記述課題: 以下の行から、文字列「terminal」を含む行をすべて集め、そのまま書き写してください。大文字と小文字は区別されます。

─── 提供データ ───

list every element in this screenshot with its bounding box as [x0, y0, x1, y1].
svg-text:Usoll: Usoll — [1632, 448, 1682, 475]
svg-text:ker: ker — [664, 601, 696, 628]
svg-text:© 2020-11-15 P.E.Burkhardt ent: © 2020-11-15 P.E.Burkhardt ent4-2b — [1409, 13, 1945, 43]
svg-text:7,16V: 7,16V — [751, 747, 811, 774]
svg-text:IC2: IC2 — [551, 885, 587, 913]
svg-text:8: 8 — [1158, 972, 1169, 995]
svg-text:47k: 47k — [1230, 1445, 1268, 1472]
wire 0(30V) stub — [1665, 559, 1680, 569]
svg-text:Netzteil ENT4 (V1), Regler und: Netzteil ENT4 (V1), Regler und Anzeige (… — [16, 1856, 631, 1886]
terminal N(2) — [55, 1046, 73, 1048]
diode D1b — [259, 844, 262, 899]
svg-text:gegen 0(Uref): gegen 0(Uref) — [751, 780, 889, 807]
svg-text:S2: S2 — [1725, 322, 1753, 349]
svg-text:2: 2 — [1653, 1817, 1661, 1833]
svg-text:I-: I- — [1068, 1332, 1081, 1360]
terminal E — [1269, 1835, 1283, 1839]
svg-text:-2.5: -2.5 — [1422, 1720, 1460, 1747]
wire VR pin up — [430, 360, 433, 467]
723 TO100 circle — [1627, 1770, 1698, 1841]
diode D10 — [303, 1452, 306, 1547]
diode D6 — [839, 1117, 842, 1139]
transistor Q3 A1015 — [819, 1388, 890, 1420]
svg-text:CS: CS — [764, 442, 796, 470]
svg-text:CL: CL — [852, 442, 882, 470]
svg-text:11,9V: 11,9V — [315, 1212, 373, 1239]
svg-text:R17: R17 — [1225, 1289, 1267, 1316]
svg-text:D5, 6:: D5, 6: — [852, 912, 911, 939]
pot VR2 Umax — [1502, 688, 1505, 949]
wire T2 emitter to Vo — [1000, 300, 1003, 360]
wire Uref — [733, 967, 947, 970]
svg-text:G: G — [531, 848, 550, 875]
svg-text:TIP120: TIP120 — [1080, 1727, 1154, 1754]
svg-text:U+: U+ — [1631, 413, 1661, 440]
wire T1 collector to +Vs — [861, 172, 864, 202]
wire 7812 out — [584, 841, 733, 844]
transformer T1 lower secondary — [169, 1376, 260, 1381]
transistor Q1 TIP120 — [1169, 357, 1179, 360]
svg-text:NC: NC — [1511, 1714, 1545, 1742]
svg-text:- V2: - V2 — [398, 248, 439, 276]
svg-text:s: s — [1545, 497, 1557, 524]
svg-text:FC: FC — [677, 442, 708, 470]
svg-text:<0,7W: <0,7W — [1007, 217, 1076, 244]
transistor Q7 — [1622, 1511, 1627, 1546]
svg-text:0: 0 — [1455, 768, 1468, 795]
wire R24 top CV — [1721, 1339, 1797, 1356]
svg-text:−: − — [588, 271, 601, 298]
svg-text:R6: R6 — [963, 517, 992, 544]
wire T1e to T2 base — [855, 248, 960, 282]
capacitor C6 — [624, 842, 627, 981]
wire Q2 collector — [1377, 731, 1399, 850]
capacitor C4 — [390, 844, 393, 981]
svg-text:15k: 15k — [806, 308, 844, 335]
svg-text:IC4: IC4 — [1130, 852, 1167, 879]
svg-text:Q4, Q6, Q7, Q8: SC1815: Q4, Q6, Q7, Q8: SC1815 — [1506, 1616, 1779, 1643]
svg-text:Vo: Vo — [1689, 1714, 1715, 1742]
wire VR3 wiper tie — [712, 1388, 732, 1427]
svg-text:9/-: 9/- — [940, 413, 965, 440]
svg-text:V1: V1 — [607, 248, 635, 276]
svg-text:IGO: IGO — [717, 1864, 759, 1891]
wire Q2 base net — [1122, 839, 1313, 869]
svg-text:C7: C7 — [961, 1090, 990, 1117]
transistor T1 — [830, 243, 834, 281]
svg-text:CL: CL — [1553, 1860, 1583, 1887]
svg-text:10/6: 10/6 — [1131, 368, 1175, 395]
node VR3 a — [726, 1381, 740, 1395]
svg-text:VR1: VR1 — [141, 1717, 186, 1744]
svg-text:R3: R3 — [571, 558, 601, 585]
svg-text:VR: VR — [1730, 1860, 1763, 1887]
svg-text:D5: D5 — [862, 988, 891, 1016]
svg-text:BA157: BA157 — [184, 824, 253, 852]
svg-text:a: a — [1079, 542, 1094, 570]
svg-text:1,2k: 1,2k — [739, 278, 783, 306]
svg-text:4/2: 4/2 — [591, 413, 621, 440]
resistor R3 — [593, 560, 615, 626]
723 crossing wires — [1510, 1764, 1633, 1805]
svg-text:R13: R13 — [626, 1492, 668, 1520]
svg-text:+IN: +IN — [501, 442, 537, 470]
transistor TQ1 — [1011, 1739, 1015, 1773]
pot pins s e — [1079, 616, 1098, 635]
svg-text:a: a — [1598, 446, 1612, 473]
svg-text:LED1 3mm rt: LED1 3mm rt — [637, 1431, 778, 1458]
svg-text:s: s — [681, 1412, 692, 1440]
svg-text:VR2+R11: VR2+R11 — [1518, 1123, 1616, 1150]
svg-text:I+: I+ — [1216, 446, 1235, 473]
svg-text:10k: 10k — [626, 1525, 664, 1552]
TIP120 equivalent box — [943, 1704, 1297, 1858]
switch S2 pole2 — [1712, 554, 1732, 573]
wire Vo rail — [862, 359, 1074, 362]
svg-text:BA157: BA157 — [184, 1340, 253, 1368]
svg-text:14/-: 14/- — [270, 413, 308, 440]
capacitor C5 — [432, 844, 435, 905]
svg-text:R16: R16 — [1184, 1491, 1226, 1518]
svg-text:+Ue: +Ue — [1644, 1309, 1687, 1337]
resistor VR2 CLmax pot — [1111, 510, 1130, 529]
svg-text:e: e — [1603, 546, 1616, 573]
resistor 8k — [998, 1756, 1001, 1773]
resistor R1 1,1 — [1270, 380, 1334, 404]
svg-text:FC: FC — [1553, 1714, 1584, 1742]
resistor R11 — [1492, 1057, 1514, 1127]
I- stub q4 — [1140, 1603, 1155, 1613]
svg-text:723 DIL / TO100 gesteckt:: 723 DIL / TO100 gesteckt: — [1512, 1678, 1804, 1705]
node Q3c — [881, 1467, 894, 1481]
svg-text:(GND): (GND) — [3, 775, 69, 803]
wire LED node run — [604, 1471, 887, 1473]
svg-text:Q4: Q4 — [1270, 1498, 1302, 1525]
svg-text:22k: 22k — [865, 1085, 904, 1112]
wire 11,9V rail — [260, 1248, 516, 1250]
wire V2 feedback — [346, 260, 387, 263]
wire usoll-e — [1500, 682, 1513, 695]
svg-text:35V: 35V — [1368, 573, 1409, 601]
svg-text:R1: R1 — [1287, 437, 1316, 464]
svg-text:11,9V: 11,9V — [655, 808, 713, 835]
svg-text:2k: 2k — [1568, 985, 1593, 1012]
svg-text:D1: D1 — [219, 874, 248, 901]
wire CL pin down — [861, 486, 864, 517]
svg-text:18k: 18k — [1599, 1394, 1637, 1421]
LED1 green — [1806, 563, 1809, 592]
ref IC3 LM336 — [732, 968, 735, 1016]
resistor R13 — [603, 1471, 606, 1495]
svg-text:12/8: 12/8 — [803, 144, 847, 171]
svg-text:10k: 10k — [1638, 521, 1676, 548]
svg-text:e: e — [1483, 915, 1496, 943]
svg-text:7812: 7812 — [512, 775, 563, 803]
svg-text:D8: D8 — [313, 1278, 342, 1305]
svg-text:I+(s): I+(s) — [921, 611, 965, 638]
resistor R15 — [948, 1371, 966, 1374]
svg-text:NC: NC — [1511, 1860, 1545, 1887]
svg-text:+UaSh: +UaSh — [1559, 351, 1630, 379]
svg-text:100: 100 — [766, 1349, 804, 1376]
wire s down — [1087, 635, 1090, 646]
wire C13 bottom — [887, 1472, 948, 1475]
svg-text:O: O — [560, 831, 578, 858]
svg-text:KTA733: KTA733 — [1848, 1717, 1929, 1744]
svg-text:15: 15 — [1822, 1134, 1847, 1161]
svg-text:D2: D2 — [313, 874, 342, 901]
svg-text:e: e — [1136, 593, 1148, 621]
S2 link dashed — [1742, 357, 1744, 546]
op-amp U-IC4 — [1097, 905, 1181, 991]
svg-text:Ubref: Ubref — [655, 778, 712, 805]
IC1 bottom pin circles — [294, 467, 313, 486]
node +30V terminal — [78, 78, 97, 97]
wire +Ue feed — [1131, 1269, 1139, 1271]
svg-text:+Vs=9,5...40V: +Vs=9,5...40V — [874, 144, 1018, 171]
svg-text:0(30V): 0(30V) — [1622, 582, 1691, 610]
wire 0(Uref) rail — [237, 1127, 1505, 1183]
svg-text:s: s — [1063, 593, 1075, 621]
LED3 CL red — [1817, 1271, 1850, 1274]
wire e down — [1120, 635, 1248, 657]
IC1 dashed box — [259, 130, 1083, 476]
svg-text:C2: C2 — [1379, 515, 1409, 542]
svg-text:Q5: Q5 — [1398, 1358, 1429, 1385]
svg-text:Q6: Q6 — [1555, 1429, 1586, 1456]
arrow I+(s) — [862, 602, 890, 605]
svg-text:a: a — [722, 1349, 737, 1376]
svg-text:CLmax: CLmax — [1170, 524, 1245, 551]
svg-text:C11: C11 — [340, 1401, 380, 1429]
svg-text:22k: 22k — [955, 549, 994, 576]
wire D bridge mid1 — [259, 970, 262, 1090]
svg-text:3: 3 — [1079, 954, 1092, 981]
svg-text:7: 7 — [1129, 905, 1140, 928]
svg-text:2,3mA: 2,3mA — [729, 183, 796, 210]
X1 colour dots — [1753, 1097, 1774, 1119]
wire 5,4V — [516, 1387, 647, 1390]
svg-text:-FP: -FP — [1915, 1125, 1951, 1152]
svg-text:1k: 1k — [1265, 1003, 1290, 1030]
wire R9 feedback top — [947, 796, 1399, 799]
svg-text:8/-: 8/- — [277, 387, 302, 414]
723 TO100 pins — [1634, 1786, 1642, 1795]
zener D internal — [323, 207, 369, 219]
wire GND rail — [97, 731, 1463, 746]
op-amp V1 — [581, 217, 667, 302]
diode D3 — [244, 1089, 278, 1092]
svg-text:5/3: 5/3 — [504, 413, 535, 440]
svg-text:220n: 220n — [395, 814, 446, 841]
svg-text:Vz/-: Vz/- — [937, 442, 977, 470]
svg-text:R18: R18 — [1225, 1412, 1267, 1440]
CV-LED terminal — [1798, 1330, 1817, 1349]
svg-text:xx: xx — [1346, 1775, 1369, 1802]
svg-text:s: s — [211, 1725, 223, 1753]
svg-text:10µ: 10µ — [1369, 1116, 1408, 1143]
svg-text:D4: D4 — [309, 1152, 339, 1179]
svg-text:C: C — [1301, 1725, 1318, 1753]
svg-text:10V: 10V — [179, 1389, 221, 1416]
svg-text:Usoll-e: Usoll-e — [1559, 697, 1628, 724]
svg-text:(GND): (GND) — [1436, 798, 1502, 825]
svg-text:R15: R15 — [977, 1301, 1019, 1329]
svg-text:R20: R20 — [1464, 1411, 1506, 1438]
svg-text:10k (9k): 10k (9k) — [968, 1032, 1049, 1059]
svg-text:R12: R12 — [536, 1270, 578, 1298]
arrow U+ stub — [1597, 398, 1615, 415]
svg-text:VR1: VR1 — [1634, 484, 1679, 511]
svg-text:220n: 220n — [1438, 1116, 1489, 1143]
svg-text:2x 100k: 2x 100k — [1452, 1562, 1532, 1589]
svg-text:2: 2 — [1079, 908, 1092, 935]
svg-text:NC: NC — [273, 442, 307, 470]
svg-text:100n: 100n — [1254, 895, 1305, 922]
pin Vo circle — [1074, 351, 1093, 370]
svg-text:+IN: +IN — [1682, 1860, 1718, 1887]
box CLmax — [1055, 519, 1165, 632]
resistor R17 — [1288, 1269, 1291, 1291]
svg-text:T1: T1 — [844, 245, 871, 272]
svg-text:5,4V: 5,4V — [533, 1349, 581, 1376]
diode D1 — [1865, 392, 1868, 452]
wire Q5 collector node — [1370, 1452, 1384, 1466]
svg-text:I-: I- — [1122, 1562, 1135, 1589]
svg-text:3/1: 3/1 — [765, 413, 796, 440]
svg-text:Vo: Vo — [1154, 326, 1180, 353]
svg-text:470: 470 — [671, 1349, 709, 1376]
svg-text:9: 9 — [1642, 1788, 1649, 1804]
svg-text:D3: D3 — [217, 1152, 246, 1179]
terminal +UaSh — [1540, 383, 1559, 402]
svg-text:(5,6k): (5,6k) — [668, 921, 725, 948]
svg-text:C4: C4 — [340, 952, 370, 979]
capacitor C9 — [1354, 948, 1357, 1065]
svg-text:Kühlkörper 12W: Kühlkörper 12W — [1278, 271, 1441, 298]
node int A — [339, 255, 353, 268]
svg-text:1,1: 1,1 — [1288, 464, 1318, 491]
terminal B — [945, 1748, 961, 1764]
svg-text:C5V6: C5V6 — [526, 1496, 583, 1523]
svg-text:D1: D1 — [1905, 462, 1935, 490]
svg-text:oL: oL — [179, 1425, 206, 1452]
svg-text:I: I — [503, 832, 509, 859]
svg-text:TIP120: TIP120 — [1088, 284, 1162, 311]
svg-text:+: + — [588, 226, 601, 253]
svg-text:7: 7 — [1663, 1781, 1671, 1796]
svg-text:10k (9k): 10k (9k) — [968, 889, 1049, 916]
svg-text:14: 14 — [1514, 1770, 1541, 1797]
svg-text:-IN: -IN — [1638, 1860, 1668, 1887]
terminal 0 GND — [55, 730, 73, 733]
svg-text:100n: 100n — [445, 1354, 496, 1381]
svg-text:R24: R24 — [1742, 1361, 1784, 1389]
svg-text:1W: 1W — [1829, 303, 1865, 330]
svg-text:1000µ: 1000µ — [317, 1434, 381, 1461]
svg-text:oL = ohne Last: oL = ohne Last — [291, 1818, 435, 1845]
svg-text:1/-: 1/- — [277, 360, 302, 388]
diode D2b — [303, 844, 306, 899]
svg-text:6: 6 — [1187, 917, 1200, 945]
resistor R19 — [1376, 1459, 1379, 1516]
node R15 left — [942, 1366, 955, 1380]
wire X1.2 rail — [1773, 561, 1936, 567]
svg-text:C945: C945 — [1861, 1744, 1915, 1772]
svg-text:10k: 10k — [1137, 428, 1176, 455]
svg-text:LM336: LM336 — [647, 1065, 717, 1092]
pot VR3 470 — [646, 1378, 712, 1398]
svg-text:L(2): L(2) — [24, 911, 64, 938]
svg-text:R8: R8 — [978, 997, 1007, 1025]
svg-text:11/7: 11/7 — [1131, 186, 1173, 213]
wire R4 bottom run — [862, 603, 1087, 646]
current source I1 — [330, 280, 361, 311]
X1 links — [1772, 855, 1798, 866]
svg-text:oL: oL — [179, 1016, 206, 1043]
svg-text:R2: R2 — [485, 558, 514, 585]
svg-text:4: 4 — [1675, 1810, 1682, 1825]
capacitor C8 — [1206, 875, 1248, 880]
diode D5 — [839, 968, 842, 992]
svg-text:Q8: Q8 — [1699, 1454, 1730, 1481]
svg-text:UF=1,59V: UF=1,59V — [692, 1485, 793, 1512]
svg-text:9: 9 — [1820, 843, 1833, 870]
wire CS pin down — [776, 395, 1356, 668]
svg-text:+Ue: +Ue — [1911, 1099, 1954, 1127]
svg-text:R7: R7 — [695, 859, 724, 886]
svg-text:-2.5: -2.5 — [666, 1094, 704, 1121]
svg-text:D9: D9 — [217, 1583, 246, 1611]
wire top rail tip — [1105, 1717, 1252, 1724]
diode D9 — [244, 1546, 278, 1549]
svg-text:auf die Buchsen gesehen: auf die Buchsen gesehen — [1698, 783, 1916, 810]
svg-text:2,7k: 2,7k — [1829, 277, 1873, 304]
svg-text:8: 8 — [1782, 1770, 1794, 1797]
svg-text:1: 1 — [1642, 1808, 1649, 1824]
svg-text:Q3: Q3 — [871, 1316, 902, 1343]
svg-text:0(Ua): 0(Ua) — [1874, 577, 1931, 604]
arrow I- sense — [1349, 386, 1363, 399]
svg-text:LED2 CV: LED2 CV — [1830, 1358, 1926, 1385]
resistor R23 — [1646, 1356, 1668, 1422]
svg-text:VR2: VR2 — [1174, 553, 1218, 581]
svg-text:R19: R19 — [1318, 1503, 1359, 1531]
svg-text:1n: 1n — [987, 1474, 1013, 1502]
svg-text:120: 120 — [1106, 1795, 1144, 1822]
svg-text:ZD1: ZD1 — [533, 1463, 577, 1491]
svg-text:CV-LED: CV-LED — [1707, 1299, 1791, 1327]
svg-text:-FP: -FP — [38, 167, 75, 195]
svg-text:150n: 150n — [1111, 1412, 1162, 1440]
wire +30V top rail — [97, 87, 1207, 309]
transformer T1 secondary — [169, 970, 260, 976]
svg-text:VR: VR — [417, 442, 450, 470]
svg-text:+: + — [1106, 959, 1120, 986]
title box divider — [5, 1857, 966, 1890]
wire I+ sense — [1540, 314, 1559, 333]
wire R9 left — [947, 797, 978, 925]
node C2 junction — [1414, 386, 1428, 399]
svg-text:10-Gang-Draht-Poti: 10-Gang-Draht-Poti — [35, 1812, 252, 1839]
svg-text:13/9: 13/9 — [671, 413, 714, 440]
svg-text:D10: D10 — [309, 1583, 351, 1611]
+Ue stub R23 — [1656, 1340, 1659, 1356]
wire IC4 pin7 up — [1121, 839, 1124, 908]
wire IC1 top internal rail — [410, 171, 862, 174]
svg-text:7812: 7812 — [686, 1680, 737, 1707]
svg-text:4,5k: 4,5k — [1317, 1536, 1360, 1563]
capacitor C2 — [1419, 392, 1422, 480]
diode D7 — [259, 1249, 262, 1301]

───

課題の解答:
terminal N(2) — [55, 1046, 73, 1048]
terminal E — [1269, 1835, 1283, 1839]
node +30V terminal — [78, 78, 97, 97]
CV-LED terminal — [1798, 1330, 1817, 1349]
terminal +UaSh — [1540, 383, 1559, 402]
terminal B — [945, 1748, 961, 1764]
terminal 0 GND — [55, 730, 73, 733]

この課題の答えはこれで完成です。